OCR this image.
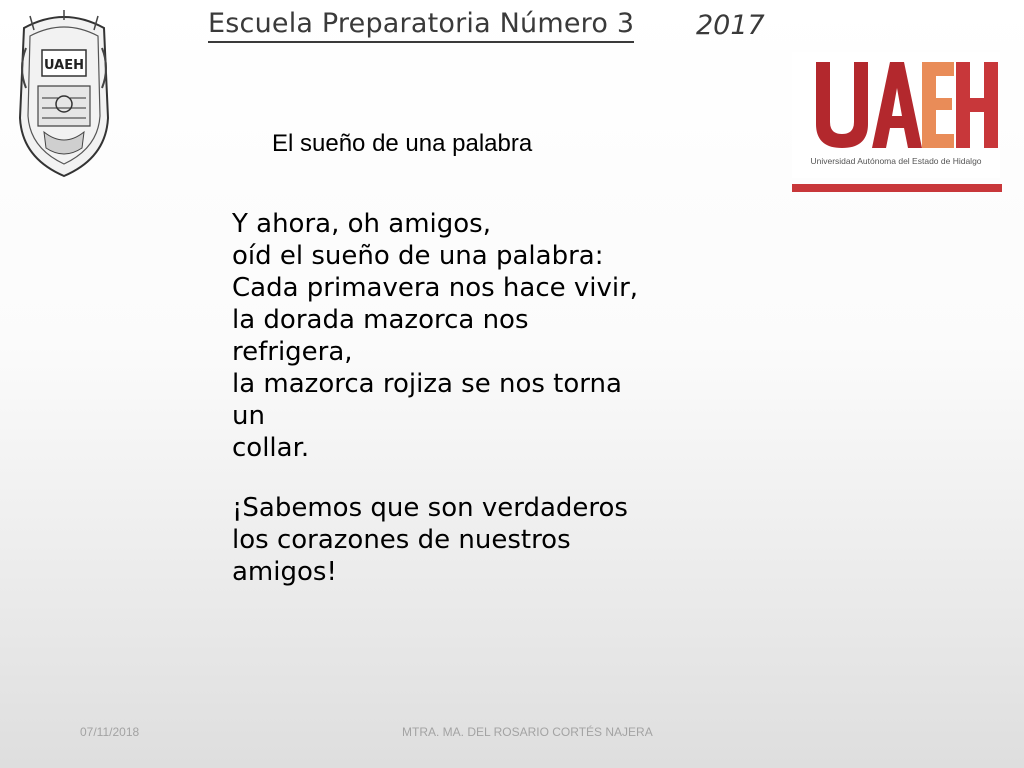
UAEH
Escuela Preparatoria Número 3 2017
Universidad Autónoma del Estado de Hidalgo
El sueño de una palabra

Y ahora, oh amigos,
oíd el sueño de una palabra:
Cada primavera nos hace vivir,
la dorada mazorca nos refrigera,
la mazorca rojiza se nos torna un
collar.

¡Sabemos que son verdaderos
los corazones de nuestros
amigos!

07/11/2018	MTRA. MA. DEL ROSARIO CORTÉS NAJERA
▬▬▬▬▬▬▬▬▬▬
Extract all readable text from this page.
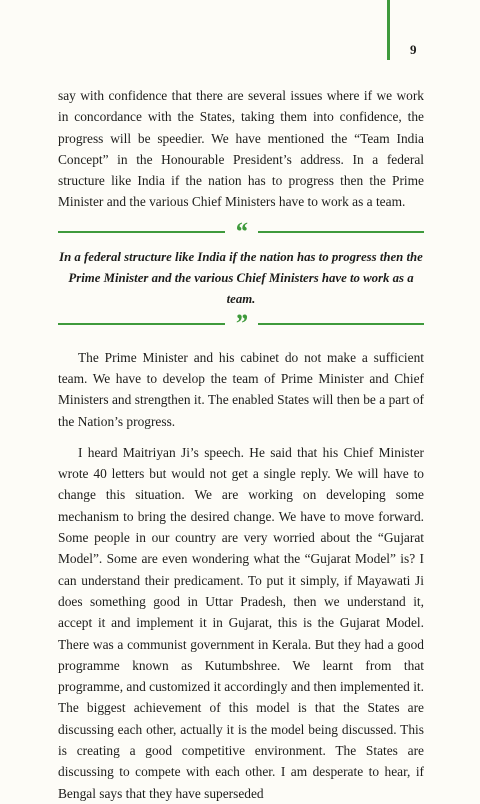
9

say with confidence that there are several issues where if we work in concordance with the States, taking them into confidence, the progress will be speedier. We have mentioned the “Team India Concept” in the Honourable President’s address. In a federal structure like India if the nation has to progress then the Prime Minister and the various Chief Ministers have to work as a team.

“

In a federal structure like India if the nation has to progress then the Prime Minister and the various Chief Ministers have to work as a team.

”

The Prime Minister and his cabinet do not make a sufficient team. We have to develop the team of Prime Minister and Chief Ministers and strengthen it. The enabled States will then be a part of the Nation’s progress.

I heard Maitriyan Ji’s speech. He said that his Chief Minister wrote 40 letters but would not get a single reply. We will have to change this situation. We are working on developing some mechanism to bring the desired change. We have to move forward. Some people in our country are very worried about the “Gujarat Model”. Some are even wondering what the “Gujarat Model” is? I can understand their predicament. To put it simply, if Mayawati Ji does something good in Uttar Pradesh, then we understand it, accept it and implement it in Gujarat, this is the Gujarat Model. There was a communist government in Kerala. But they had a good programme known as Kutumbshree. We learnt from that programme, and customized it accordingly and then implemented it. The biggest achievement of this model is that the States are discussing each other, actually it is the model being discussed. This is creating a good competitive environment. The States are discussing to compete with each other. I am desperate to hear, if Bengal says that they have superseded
▬▬▬▬▬▬▬▬▬▬
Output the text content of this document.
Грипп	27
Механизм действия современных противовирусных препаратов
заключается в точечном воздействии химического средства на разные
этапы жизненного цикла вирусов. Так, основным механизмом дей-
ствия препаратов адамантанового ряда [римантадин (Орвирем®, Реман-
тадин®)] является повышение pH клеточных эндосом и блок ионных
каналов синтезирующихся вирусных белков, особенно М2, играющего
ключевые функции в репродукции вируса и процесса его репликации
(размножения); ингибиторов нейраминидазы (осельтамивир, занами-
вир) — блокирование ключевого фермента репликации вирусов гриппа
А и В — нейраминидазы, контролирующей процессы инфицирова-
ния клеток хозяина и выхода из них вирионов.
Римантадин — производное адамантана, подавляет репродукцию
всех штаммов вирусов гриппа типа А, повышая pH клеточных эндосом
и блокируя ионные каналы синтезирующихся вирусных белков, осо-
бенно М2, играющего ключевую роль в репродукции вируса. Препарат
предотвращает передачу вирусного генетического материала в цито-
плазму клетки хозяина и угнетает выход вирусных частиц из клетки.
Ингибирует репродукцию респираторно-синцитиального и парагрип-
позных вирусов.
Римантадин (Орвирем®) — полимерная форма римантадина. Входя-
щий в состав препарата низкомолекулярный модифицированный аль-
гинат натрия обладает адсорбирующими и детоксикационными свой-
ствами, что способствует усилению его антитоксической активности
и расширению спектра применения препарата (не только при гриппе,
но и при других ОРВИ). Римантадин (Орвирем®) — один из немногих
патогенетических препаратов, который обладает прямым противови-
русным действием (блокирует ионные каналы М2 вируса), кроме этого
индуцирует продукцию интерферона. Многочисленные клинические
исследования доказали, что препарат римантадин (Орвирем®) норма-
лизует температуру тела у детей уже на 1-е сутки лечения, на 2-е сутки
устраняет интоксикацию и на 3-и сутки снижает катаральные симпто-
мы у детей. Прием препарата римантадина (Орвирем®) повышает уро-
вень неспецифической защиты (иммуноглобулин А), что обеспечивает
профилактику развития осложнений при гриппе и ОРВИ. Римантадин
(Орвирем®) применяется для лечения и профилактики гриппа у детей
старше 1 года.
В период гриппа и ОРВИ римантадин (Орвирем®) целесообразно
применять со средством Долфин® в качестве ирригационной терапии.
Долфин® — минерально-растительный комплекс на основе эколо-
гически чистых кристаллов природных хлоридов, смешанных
▬▬▬▬▬▬▬▬▬▬
Aim of the task ▸
Gather each line in the data that holds the string "гриппа".

Reply ▸
вир) — блокирование ключевого фермента репликации вирусов гриппа
всех штаммов вирусов гриппа типа А, повышая pH клеточных эндосом
(Орвирем®) применяется для лечения и профилактики гриппа у детей
В период гриппа и ОРВИ римантадин (Орвирем®) целесообразно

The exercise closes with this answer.